Which lines in the records below contain the word "title"? Copy each of them.

====================

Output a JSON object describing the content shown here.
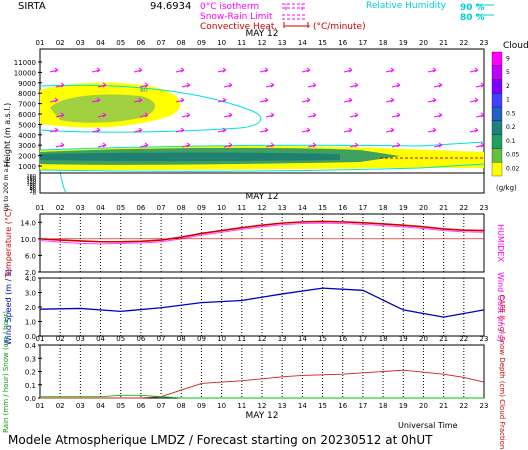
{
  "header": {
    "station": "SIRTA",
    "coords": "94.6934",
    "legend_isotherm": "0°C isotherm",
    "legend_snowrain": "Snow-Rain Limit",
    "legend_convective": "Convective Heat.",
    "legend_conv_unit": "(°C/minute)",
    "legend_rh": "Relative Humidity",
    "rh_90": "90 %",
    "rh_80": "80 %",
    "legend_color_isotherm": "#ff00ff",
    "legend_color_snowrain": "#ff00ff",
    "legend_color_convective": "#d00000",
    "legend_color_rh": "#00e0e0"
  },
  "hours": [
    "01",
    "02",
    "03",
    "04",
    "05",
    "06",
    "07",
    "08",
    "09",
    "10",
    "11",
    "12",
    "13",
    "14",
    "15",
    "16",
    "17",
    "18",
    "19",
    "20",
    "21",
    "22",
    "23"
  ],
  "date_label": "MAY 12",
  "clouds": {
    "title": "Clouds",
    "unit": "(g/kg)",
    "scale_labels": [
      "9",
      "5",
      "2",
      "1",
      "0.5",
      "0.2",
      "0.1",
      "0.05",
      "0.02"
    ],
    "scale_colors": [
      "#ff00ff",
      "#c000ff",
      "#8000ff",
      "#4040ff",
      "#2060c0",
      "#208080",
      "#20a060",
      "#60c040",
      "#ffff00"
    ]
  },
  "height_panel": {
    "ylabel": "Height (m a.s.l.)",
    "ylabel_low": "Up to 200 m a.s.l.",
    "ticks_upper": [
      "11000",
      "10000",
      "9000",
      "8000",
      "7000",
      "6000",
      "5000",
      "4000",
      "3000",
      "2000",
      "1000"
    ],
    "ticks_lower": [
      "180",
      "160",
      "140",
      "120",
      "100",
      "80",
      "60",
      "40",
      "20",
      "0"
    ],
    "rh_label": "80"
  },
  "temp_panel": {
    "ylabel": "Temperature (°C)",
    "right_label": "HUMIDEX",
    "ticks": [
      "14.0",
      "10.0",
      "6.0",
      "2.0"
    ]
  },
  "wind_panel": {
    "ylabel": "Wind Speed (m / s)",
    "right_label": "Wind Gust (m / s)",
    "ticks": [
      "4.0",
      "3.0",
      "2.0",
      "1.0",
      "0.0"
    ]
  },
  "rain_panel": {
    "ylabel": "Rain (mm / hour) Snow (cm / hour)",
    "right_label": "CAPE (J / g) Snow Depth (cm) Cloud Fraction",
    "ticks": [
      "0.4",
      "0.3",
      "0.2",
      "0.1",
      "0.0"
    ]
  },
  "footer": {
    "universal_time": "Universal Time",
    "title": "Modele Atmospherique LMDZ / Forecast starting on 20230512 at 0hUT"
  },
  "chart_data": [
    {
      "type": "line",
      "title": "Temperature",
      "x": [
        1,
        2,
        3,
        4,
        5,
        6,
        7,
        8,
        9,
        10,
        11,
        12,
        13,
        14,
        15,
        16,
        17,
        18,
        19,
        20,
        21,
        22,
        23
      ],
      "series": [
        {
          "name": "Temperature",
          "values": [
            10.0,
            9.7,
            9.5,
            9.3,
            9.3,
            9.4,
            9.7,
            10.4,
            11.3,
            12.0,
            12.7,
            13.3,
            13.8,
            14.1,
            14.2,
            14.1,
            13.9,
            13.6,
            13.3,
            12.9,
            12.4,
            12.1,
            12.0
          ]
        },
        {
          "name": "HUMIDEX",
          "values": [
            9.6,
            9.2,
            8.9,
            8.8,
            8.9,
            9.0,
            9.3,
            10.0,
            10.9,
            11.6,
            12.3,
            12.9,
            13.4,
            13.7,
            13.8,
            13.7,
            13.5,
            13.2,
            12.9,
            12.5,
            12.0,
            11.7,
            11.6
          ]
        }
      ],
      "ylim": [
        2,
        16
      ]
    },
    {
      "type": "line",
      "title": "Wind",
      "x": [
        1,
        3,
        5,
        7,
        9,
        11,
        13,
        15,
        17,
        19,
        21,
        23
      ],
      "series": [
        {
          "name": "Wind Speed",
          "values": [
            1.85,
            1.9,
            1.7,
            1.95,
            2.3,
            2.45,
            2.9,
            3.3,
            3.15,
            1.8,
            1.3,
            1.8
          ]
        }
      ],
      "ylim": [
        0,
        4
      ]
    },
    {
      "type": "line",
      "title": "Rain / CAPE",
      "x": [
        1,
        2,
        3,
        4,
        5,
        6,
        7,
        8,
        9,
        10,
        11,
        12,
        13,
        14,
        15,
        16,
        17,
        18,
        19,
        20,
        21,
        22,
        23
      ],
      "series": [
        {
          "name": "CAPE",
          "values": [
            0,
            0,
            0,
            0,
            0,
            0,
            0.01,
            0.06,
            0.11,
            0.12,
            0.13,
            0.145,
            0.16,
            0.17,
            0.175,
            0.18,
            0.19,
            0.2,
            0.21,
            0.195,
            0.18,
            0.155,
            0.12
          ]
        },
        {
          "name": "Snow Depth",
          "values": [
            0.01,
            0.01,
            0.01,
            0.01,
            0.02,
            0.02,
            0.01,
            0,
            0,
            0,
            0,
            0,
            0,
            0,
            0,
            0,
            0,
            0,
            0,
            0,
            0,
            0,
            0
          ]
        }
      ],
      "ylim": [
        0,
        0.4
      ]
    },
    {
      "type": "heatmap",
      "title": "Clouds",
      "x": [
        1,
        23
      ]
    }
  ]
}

====================

* _The solution_:
    "title": "Clouds",
    "title": "Modele Atmospherique LMDZ / Forecast starting on 20230512 at 0hUT"
      "title": "Temperature",
      "title": "Wind",
      "title": "Rain / CAPE",
      "title": "Clouds",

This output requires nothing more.